TASK GOAL =
For each line of the data below that holds "nwithin", copy the line.

MATERIAL FOR THE TASK =
——————————
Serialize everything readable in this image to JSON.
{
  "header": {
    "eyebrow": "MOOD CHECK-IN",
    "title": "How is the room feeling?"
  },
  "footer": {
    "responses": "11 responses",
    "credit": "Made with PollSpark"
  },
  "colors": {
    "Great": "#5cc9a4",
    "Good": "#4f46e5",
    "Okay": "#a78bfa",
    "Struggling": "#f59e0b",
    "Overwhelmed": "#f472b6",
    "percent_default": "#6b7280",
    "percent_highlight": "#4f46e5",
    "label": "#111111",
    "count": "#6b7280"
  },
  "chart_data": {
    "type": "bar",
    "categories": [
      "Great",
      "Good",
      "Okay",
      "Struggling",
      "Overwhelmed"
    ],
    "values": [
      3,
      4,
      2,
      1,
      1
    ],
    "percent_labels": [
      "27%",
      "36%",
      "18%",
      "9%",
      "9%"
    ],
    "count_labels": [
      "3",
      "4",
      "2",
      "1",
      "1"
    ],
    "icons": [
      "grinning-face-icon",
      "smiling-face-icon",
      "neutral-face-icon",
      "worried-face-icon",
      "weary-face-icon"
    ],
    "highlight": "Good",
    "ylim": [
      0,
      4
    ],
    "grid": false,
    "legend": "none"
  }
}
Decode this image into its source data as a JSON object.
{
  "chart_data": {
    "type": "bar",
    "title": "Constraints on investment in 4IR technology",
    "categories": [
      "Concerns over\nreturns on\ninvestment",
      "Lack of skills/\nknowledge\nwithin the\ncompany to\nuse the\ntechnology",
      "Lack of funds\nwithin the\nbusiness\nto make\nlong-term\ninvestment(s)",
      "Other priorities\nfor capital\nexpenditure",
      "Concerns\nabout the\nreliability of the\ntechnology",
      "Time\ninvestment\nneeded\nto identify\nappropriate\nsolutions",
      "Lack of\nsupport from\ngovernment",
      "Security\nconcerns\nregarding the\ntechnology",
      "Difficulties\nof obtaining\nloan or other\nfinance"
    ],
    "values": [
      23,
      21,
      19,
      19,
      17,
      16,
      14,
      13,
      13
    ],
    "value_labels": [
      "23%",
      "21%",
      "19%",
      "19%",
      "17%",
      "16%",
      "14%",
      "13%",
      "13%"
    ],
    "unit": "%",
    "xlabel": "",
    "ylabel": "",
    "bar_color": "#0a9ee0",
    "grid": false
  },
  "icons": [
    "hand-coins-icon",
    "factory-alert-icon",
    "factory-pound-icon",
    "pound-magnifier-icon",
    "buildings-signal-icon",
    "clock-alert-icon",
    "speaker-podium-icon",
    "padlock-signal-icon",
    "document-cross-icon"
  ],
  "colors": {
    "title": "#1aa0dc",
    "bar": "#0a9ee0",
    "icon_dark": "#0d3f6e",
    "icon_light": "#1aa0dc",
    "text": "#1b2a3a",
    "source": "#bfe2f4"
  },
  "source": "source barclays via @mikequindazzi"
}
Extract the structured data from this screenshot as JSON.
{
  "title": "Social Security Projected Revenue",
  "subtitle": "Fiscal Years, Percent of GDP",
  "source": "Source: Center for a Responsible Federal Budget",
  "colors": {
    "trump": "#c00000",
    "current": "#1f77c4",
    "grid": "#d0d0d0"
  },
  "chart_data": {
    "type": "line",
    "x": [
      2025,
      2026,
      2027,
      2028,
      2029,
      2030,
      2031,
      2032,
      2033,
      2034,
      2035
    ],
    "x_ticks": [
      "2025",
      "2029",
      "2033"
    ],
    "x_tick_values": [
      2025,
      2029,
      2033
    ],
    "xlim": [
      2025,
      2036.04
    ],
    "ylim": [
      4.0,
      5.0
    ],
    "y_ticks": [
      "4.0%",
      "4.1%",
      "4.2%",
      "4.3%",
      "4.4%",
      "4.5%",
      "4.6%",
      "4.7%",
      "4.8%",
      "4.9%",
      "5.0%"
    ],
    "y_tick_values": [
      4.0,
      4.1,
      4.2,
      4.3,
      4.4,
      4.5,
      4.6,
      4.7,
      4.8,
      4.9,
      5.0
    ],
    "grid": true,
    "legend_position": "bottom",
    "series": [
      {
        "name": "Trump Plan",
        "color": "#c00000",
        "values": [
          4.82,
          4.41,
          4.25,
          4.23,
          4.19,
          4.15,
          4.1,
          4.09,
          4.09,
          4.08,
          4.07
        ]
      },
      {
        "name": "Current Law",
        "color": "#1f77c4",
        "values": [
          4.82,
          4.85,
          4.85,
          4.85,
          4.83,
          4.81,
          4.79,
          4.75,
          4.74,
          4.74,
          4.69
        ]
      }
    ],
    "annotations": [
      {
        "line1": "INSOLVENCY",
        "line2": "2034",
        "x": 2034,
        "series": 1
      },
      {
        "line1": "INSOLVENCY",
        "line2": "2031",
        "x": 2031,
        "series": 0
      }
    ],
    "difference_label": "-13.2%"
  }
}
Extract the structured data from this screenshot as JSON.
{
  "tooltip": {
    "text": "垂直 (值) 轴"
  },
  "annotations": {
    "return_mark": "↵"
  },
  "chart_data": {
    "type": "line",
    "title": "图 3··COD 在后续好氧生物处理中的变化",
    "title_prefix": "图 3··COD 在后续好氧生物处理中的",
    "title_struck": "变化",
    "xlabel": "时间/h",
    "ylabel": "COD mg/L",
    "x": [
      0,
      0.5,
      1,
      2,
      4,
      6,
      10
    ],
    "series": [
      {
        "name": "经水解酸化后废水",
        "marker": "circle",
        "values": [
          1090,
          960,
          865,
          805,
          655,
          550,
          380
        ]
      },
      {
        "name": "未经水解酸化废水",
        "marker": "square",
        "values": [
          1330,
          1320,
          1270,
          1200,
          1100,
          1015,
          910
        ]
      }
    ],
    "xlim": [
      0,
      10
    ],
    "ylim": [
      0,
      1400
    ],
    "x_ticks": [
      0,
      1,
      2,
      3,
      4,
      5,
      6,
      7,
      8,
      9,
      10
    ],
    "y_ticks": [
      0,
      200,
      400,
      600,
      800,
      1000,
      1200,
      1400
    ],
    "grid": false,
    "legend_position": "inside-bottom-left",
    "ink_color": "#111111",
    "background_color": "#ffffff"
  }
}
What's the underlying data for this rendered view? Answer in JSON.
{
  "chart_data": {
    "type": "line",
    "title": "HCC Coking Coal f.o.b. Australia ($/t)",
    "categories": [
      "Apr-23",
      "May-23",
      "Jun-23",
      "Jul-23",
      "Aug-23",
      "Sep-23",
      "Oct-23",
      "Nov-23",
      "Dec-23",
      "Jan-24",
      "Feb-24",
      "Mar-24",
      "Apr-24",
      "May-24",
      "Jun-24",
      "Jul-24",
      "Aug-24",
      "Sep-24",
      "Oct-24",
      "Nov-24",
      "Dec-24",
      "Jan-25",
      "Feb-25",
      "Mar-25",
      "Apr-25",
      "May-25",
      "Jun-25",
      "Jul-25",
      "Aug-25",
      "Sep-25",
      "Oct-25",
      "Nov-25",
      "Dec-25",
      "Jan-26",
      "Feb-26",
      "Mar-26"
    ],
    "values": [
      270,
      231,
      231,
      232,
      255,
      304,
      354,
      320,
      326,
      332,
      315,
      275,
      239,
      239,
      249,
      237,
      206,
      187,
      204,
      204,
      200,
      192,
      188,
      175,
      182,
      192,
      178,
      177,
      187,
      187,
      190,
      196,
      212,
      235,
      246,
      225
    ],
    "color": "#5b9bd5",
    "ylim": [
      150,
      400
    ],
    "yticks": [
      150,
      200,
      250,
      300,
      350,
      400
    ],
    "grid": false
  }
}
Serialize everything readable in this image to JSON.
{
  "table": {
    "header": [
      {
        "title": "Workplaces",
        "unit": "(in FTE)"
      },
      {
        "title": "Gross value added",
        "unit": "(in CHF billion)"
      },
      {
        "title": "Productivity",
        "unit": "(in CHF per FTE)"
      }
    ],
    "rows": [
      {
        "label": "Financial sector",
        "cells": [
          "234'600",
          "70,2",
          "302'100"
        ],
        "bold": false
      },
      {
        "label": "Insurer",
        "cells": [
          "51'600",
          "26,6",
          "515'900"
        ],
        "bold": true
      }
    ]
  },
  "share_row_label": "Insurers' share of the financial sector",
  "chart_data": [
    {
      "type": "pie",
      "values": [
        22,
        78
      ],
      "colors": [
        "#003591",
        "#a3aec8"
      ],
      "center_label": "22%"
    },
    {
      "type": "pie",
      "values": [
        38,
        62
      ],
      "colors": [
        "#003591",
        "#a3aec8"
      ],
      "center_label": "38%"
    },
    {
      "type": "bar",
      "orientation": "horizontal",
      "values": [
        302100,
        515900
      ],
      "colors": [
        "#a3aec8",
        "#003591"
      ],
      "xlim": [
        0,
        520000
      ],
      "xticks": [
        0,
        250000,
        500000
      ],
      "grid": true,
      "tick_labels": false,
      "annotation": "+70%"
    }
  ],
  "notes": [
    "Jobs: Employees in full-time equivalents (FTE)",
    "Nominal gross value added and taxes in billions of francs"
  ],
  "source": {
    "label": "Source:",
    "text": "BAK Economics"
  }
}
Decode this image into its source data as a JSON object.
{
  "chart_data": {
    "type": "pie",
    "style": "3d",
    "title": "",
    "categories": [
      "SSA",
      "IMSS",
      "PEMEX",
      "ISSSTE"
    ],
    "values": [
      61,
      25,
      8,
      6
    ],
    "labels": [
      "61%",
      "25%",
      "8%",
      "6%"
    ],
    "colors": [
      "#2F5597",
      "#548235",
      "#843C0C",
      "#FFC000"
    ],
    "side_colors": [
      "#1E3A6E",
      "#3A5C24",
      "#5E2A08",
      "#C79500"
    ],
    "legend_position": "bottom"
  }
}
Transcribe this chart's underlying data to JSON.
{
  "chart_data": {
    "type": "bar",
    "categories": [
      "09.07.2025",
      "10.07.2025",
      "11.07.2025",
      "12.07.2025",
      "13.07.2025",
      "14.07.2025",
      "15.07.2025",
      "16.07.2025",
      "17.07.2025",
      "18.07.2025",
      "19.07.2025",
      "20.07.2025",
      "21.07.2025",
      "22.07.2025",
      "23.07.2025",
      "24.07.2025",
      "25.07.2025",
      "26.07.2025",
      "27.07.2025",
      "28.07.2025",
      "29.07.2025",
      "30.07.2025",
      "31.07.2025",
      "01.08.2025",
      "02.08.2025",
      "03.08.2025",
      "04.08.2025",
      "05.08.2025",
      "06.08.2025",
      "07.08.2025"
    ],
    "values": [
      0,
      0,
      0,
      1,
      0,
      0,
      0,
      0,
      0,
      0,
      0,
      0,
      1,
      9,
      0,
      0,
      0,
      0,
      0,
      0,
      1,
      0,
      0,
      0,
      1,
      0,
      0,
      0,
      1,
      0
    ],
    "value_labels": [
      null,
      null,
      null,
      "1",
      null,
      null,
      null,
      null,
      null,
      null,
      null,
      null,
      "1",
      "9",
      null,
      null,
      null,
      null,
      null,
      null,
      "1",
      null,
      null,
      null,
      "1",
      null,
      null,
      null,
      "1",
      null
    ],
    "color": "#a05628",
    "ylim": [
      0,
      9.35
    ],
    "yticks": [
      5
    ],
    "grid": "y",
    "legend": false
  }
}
——————————
FINISHED TASK =
      "Lack of skills/\nknowledge\nwithin the\ncompany to\nuse the\ntechnology",
      "Lack of funds\nwithin the\nbusiness\nto make\nlong-term\ninvestment(s)",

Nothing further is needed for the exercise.